### Exercise task
How many lines in the records below hold the string "What"? Please answer with the number and nothing more.

Dataset listings of figures:
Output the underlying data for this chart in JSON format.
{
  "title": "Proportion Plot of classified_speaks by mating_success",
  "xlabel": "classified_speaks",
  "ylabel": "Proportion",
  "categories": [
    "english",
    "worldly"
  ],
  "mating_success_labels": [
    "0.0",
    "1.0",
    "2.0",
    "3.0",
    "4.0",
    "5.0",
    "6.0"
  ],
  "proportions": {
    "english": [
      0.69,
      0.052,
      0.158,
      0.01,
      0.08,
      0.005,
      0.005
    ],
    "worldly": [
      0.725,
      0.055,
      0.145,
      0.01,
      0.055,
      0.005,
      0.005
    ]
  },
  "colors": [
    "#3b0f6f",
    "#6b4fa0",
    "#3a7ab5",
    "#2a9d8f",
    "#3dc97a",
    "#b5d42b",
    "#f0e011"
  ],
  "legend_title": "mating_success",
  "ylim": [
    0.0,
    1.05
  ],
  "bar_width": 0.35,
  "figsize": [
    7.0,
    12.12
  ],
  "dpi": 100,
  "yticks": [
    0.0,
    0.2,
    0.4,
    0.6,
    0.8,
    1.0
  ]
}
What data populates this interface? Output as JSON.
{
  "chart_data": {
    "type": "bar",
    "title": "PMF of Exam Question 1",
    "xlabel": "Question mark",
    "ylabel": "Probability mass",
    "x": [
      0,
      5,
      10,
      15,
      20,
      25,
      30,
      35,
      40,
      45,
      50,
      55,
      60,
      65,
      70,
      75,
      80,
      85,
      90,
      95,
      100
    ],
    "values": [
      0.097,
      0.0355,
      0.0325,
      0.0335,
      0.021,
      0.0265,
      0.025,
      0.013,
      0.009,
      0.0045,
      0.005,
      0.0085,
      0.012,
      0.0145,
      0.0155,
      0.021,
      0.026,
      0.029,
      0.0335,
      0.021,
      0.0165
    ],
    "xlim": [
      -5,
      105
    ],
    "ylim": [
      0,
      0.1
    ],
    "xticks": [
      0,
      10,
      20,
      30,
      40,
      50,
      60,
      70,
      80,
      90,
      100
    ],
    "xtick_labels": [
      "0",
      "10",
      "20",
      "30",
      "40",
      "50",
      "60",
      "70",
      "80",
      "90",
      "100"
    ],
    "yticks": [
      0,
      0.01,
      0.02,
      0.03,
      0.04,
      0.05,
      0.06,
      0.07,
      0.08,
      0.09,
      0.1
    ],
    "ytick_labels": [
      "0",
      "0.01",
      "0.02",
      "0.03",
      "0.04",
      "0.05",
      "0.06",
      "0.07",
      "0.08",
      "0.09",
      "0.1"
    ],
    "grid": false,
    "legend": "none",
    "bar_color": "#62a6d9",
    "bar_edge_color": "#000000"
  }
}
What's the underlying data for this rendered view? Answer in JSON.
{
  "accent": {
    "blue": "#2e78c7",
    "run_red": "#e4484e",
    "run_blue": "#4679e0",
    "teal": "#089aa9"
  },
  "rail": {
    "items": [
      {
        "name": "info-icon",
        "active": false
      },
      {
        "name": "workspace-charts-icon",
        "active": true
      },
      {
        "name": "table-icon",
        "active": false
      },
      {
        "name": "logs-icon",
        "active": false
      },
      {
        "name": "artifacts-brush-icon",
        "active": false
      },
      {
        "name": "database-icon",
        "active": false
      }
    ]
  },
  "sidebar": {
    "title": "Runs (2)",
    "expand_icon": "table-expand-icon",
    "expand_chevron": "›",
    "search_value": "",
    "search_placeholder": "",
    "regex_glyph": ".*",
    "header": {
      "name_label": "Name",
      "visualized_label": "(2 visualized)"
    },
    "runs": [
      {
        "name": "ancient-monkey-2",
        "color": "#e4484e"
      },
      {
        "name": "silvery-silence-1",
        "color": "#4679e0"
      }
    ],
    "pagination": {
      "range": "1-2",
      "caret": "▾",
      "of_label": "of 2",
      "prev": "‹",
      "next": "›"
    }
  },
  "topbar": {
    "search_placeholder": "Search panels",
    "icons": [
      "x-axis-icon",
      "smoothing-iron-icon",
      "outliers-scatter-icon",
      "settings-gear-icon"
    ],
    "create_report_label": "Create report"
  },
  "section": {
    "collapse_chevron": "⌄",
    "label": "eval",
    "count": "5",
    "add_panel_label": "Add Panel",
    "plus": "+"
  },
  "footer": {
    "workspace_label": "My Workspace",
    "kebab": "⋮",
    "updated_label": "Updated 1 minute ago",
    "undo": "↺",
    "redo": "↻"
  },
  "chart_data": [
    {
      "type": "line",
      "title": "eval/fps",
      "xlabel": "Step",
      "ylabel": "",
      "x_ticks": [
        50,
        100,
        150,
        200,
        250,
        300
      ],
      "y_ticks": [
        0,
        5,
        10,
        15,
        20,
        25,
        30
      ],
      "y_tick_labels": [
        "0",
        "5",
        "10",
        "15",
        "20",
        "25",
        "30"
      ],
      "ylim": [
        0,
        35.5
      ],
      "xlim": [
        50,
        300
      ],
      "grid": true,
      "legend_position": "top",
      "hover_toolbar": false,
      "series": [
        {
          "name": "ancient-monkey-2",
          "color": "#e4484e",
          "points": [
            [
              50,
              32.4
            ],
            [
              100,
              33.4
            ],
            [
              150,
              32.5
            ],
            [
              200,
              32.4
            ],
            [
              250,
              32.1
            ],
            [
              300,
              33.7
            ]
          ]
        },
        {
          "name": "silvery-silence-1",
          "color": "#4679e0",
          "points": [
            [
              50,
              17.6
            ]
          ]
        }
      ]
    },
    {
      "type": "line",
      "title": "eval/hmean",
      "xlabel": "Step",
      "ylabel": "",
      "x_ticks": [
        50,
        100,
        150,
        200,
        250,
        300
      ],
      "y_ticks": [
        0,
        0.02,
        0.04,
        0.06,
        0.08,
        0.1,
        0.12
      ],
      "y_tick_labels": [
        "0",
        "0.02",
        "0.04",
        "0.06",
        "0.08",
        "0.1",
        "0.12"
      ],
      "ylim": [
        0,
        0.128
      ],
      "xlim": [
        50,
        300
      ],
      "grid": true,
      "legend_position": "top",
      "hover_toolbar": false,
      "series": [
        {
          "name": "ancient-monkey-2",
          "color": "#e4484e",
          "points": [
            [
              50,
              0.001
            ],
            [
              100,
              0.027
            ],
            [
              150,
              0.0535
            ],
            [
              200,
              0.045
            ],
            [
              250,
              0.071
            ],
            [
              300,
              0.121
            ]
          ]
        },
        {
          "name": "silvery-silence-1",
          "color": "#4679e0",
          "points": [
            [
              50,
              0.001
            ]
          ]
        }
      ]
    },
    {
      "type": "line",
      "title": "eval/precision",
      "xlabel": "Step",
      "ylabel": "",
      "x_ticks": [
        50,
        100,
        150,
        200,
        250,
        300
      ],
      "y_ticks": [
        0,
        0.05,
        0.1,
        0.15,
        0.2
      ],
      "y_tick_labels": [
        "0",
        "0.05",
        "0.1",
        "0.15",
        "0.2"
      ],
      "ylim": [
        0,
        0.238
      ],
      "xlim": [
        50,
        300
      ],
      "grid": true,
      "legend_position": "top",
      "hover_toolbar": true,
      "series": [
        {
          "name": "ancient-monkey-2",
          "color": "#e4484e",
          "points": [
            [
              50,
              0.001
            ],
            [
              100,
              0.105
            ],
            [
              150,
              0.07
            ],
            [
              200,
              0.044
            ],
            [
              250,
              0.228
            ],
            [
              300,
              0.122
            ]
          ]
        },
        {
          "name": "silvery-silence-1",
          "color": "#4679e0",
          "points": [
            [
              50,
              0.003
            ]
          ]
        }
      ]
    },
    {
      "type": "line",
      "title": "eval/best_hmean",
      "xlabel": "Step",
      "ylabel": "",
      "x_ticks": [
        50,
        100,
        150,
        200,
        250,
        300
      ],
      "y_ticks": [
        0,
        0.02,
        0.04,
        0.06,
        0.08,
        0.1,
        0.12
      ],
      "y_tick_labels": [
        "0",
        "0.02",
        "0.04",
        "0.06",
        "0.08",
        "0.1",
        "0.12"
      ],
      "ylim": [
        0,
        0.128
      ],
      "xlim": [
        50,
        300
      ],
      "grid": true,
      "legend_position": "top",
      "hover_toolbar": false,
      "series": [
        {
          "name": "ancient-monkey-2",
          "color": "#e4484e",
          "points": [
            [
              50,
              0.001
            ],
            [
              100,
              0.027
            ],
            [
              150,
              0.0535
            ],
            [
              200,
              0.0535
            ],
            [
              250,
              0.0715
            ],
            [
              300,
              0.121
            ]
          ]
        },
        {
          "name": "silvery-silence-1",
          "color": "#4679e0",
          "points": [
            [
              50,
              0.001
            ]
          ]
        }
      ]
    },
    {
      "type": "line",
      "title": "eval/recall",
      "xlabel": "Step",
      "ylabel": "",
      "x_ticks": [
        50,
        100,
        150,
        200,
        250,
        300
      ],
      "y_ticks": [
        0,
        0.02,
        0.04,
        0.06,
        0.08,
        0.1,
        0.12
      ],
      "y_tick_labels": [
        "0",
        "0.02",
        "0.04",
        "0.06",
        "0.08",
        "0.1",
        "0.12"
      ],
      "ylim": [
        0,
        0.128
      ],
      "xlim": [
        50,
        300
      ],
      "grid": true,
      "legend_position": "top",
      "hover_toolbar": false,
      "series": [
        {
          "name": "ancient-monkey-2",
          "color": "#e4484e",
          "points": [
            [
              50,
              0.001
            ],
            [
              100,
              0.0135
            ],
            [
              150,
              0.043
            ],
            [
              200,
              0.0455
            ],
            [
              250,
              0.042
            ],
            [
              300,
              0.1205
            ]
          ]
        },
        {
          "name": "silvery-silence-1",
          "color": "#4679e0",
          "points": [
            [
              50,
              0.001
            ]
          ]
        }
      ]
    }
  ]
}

### Finished exercise
2